** START OF AVAILABLE RECORDS **

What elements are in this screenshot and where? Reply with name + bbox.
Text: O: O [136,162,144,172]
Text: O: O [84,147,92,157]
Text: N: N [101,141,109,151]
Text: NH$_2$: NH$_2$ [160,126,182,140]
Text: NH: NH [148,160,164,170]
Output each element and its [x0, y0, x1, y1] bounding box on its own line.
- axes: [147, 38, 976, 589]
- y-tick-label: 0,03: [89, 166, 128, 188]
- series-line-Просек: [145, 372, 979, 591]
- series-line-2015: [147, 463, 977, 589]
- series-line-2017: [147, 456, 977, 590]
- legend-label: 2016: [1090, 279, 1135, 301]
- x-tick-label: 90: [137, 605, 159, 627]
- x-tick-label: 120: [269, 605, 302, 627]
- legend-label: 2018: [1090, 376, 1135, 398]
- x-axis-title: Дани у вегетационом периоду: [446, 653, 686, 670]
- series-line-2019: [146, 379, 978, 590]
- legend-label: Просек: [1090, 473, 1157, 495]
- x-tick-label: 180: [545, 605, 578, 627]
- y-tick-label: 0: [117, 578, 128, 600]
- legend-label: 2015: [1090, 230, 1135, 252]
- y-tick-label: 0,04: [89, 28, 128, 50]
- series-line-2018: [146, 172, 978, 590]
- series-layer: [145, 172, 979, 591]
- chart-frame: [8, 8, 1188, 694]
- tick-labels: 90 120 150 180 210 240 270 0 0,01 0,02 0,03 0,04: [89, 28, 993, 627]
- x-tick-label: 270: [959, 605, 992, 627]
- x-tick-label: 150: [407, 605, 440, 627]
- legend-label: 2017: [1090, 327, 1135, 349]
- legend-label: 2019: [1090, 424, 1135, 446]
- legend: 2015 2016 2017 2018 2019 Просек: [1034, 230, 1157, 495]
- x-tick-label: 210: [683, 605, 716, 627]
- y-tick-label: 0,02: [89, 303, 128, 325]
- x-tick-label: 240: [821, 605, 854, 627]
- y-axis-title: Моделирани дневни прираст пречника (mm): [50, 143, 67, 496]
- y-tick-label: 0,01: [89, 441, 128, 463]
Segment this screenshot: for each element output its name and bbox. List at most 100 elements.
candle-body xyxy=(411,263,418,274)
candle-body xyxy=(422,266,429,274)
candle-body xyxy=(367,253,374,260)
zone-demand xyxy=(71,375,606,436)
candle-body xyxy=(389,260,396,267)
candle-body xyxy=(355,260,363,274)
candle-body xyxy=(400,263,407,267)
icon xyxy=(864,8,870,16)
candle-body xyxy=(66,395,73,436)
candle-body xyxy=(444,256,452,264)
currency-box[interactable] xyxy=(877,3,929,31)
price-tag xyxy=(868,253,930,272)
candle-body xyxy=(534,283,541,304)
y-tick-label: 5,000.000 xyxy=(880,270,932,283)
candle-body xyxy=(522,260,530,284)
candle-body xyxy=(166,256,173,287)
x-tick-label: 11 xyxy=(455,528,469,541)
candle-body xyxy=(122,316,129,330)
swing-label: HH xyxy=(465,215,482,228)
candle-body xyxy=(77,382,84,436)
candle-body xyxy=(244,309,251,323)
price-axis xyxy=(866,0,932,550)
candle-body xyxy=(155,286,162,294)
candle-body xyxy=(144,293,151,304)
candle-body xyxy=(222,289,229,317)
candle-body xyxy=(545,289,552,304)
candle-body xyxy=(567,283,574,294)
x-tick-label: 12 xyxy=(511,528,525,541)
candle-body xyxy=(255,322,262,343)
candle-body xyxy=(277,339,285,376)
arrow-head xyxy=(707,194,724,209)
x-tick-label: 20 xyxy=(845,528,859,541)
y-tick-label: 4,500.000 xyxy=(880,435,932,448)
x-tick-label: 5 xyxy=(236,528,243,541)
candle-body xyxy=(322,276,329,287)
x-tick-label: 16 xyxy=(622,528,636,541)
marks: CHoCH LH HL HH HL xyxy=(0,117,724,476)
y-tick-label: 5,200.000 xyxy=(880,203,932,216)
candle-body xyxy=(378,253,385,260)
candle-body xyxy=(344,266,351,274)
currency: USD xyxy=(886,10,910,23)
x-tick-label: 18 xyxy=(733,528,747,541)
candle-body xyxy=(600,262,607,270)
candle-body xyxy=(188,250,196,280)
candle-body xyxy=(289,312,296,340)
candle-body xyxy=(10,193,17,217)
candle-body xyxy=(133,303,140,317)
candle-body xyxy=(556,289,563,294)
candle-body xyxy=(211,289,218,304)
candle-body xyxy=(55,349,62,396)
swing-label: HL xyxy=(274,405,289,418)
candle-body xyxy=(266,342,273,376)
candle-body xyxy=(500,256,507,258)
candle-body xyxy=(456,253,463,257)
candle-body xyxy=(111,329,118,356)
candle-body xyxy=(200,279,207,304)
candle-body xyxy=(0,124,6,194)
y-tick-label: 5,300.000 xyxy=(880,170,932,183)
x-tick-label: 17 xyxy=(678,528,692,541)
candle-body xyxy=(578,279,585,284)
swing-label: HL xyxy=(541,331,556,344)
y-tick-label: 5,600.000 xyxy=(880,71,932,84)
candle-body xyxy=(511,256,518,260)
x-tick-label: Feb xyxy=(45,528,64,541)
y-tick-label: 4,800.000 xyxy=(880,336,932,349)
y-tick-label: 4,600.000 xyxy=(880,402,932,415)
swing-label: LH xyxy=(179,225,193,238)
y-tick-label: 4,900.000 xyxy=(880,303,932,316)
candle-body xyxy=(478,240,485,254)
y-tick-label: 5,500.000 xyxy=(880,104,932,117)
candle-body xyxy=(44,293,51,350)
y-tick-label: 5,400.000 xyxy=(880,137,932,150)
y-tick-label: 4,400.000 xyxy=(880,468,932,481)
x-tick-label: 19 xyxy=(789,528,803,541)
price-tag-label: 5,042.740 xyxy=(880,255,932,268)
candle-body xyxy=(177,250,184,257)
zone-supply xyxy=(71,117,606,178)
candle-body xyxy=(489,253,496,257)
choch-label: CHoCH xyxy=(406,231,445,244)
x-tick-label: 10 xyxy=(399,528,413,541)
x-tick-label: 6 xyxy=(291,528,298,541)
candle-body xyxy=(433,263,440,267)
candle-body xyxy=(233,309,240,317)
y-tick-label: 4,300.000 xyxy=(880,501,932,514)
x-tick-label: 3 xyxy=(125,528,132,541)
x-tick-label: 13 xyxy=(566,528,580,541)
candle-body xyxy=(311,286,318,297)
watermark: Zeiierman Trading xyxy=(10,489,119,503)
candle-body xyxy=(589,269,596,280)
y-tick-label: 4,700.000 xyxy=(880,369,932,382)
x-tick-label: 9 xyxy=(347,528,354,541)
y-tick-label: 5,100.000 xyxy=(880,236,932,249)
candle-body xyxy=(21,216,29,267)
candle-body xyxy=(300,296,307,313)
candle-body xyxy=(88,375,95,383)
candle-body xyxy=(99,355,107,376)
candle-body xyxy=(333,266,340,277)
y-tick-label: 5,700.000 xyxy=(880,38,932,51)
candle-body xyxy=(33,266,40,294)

** END OF AVAILABLE RECORDS **

**TASK REQUIREMENTS:**
Switch "legend-label" to "legend-entry" in the stretch of material from its start through the line that contains "- y-axis-title: Моделирани", and write out only that stretch again with nothing else changed.

**CORRECT RESULT:**
What elements are in this screenshot and where? Reply with name + bbox.
Text: O: O [136,162,144,172]
Text: O: O [84,147,92,157]
Text: N: N [101,141,109,151]
Text: NH$_2$: NH$_2$ [160,126,182,140]
Text: NH: NH [148,160,164,170]
Output each element and its [x0, y0, x1, y1] bounding box on its own line.
- axes: [147, 38, 976, 589]
- y-tick-label: 0,03: [89, 166, 128, 188]
- series-line-Просек: [145, 372, 979, 591]
- series-line-2015: [147, 463, 977, 589]
- series-line-2017: [147, 456, 977, 590]
- legend-entry: 2016: [1090, 279, 1135, 301]
- x-tick-label: 90: [137, 605, 159, 627]
- x-tick-label: 120: [269, 605, 302, 627]
- legend-entry: 2018: [1090, 376, 1135, 398]
- x-axis-title: Дани у вегетационом периоду: [446, 653, 686, 670]
- series-line-2019: [146, 379, 978, 590]
- legend-entry: Просек: [1090, 473, 1157, 495]
- x-tick-label: 180: [545, 605, 578, 627]
- y-tick-label: 0: [117, 578, 128, 600]
- legend-entry: 2015: [1090, 230, 1135, 252]
- y-tick-label: 0,04: [89, 28, 128, 50]
- series-line-2018: [146, 172, 978, 590]
- series-layer: [145, 172, 979, 591]
- chart-frame: [8, 8, 1188, 694]
- tick-labels: 90 120 150 180 210 240 270 0 0,01 0,02 0,03 0,04: [89, 28, 993, 627]
- x-tick-label: 270: [959, 605, 992, 627]
- x-tick-label: 150: [407, 605, 440, 627]
- legend-entry: 2017: [1090, 327, 1135, 349]
- legend-entry: 2019: [1090, 424, 1135, 446]
- legend: 2015 2016 2017 2018 2019 Просек: [1034, 230, 1157, 495]
- x-tick-label: 210: [683, 605, 716, 627]
- y-tick-label: 0,02: [89, 303, 128, 325]
- x-tick-label: 240: [821, 605, 854, 627]
- y-axis-title: Моделирани дневни прираст пречника (mm): [50, 143, 67, 496]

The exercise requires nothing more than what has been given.